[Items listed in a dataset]
---*---

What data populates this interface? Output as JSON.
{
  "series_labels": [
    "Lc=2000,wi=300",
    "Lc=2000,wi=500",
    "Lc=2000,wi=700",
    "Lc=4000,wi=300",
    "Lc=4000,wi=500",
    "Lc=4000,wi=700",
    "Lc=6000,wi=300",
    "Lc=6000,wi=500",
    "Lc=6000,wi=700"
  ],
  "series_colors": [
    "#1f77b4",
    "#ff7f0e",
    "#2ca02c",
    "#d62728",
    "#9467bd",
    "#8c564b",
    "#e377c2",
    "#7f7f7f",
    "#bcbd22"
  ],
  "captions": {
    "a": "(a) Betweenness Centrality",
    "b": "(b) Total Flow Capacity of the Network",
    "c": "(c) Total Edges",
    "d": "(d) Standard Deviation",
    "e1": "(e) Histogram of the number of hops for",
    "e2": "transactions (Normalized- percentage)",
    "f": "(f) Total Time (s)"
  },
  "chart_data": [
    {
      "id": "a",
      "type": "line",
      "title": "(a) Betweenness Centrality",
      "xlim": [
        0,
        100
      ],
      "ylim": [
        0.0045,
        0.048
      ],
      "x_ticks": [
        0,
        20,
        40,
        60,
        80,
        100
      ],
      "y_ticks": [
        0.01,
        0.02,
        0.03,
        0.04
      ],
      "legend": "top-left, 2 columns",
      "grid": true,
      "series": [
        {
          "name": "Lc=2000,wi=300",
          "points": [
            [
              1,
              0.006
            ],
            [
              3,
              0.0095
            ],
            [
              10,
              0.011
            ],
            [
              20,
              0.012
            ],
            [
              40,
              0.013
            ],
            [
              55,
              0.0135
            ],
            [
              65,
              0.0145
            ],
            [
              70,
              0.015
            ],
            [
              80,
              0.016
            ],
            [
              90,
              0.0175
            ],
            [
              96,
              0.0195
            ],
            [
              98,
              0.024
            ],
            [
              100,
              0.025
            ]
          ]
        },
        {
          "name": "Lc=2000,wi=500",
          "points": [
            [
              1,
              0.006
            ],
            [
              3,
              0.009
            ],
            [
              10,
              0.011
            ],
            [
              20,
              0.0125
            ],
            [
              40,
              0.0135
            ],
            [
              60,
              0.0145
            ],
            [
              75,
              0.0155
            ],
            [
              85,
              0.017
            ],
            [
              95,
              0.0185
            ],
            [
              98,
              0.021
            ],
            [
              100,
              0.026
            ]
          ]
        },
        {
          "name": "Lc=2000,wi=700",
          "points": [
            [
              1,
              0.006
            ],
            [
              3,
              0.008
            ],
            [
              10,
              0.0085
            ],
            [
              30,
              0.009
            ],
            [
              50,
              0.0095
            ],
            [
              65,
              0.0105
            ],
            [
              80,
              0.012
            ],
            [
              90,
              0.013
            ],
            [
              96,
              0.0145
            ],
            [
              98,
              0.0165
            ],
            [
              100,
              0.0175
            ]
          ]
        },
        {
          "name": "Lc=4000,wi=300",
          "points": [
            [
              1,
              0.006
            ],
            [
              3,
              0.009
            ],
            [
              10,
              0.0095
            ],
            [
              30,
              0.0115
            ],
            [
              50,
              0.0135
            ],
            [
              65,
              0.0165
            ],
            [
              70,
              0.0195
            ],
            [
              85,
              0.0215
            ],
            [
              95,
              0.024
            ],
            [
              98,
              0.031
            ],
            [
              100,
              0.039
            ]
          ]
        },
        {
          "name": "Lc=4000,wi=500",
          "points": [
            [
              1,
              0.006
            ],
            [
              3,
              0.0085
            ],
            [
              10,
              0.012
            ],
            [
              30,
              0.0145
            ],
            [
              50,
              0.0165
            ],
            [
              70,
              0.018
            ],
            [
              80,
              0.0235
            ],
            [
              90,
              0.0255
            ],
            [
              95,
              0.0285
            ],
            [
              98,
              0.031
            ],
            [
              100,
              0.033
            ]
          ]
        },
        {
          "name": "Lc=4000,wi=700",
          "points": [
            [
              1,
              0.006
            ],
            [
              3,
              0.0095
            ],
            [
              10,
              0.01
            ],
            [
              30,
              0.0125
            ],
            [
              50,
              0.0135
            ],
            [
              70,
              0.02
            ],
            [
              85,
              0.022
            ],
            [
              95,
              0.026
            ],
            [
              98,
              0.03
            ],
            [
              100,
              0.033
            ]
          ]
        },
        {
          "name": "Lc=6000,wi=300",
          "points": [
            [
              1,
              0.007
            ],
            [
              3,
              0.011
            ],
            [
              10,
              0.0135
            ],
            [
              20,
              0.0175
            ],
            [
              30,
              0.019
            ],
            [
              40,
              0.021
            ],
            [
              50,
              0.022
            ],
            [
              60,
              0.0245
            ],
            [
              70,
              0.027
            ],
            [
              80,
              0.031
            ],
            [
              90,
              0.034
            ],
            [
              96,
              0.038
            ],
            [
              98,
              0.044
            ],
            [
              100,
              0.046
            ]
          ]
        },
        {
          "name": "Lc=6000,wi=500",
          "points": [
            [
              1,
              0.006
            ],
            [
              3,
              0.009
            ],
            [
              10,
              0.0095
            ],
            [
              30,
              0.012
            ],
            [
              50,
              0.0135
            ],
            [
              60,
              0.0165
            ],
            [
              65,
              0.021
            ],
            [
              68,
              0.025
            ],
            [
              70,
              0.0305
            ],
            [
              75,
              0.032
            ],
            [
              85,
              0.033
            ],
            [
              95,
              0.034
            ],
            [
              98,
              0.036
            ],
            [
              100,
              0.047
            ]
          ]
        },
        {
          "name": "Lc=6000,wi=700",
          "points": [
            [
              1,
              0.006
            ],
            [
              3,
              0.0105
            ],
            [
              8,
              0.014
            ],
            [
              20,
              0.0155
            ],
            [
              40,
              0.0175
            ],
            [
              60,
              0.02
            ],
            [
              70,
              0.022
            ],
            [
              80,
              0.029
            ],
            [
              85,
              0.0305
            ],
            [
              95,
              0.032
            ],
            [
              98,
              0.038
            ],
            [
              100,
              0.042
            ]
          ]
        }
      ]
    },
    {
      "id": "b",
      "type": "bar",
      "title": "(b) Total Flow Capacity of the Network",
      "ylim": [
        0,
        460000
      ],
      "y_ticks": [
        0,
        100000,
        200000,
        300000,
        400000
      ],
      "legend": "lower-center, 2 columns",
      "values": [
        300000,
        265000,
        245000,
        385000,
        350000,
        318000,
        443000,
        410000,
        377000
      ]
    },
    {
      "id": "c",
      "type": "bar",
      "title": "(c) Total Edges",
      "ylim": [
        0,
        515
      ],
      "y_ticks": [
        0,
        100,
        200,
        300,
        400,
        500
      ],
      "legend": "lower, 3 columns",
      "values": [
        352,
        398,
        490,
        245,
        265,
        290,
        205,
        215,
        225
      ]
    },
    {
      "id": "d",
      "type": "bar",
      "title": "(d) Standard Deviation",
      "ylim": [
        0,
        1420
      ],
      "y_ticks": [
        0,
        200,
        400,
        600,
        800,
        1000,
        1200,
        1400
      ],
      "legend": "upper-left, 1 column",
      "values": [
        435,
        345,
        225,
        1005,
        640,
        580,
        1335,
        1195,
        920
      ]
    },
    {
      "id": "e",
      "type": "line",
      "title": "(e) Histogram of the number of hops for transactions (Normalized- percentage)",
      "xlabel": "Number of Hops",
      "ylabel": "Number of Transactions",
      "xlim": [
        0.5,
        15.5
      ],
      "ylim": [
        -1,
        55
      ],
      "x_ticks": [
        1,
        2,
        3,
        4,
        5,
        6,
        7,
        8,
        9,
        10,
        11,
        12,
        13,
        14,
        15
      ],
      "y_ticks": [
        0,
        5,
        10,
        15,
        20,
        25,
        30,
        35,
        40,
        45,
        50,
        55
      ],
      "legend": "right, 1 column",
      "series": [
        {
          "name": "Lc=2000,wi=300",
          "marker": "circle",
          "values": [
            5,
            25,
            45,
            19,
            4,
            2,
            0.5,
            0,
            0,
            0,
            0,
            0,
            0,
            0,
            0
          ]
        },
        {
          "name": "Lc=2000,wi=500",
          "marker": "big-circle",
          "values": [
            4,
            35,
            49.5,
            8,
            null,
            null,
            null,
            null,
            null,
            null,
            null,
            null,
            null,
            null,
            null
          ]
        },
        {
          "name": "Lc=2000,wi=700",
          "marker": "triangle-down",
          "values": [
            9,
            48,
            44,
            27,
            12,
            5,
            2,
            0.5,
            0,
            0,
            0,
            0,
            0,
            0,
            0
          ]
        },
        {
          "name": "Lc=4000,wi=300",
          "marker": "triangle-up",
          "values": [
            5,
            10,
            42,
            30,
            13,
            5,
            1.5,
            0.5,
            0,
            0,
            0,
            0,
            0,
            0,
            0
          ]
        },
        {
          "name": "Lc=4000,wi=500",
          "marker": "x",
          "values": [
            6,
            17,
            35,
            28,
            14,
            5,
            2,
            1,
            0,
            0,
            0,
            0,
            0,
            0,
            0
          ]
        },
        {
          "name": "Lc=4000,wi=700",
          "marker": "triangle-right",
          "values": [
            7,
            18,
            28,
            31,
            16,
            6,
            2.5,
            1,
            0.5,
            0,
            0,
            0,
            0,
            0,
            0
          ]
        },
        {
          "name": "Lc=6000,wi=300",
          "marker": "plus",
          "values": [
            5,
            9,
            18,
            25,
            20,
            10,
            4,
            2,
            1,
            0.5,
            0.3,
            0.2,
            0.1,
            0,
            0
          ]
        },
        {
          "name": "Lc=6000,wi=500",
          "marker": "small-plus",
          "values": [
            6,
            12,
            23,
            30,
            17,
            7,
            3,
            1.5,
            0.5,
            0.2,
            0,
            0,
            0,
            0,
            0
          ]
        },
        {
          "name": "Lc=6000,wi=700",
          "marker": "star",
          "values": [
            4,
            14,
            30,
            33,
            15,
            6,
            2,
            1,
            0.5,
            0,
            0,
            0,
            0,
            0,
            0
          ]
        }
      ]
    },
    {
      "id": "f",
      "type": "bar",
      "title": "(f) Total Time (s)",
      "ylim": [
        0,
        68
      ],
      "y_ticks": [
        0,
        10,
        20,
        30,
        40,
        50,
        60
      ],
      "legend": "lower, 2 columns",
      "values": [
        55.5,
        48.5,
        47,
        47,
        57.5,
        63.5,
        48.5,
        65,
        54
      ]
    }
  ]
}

---*---

WHAT THE EXERCISE ASKS »
Read the entries and show each line that mentions "lower".

RESPONSE FOR THIS EXERCISE »
      "legend": "lower-center, 2 columns",
      "legend": "lower, 3 columns",
      "legend": "lower, 2 columns",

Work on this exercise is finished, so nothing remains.